→ **Written task**
Pick out each line containing the string "Gapdh" and copy it.
━━ Records supplied
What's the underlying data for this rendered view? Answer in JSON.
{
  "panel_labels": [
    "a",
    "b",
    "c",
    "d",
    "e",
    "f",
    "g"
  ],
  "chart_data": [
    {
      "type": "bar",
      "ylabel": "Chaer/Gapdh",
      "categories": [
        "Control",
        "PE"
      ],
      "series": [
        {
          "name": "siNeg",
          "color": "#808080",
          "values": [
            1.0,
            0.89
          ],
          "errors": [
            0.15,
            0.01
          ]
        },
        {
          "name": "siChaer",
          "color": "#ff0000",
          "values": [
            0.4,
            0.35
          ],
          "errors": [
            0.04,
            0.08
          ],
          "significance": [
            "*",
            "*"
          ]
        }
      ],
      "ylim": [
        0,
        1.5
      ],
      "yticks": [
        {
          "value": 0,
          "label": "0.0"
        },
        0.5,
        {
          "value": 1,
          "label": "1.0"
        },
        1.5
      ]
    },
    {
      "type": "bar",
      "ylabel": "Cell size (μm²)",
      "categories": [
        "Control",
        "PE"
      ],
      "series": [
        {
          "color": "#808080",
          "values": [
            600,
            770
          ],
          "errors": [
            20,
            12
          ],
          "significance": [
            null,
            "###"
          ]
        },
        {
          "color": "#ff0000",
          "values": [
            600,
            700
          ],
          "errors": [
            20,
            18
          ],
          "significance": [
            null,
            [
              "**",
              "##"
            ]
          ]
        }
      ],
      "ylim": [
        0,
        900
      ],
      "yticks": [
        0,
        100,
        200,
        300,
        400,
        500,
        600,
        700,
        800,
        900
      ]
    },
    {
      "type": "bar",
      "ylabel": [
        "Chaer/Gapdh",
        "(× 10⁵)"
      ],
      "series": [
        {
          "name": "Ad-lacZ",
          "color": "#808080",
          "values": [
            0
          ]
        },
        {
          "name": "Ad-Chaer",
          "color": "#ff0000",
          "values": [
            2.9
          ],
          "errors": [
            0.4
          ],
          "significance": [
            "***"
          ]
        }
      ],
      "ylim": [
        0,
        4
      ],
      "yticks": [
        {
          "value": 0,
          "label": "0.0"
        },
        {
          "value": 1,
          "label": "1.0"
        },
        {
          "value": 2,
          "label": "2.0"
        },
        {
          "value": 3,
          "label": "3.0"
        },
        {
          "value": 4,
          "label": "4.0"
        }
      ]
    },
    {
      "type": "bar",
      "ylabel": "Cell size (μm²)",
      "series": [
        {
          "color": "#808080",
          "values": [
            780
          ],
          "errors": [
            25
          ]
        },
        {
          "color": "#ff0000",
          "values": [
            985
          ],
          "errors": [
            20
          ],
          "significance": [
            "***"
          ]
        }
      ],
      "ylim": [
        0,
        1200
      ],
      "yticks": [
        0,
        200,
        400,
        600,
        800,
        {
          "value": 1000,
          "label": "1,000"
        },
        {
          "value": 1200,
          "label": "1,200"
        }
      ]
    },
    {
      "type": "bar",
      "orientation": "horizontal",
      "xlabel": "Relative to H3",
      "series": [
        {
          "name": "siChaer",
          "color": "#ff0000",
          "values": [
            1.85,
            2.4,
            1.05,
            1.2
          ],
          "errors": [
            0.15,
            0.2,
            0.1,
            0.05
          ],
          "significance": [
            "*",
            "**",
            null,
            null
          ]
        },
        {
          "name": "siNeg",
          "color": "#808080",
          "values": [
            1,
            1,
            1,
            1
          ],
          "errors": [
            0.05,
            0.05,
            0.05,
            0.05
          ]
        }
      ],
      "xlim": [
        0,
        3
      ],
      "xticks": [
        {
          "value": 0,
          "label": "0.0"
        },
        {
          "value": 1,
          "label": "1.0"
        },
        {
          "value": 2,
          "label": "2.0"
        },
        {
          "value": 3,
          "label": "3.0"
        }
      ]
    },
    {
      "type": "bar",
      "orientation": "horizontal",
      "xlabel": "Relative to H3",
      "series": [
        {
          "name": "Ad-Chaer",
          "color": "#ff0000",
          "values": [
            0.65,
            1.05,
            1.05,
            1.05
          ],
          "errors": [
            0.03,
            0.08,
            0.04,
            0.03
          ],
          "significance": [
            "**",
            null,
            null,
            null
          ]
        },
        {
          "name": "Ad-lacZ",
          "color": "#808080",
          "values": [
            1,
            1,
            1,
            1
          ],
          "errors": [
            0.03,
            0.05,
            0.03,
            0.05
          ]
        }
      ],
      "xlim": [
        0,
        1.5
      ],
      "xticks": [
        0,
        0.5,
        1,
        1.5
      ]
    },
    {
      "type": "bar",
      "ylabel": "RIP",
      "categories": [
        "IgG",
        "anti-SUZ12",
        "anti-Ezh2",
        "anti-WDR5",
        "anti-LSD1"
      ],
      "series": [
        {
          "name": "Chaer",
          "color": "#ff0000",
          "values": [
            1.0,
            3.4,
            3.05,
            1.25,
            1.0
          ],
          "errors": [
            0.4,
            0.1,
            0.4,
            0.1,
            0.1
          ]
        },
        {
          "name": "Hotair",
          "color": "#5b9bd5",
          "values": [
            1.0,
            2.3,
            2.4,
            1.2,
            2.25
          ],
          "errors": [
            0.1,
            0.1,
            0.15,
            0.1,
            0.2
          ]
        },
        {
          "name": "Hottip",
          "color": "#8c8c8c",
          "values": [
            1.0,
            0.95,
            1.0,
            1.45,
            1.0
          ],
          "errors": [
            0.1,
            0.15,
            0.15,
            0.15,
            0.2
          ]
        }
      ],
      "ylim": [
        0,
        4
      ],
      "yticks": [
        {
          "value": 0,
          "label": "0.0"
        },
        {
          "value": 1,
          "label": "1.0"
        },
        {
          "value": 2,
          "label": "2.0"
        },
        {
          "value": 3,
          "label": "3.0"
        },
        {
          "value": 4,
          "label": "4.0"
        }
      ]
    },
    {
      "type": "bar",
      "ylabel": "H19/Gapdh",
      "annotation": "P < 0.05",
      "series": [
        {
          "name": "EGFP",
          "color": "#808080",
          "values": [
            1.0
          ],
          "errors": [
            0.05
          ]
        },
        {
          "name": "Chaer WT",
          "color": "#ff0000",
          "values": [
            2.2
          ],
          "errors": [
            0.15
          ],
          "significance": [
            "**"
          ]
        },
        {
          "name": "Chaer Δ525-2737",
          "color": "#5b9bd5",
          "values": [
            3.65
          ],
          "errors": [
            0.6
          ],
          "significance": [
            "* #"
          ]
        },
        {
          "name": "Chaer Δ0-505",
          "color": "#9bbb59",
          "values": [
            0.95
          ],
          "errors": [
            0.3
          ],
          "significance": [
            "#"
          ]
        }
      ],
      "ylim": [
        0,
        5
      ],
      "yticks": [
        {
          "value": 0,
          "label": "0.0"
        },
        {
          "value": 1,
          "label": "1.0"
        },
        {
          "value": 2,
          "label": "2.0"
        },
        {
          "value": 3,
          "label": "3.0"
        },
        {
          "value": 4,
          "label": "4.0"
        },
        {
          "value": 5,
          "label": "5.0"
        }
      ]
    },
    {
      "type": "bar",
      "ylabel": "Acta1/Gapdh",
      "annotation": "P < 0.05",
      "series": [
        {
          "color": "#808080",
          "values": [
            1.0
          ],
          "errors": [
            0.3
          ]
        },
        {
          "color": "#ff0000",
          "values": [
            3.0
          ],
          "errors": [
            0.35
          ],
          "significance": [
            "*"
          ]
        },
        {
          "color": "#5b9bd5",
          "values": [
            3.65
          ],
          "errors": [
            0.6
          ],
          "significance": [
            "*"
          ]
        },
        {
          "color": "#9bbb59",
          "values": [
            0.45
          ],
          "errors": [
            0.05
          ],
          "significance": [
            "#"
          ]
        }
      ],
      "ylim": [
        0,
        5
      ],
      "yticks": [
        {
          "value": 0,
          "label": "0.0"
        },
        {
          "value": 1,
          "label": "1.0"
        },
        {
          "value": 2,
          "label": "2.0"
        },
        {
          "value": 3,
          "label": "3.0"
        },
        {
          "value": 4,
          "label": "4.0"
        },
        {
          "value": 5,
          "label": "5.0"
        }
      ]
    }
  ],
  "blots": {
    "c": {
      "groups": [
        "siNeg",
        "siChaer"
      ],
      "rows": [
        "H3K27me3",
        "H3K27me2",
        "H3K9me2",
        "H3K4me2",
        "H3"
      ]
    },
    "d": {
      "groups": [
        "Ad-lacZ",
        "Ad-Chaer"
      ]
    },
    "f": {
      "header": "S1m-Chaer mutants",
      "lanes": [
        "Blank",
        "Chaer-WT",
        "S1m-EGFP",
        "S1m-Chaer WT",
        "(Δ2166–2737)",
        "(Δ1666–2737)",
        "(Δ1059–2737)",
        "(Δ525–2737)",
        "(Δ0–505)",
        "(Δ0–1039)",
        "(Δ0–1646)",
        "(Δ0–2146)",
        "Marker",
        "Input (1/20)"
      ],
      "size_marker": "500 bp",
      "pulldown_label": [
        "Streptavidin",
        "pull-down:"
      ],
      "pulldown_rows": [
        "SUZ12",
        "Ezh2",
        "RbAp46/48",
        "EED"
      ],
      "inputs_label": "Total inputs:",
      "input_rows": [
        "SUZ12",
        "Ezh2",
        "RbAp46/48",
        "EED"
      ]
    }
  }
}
━━━━
→ **Answer for the task**
      "ylabel": "Chaer/Gapdh",
        "Chaer/Gapdh",
      "ylabel": "H19/Gapdh",
      "ylabel": "Acta1/Gapdh",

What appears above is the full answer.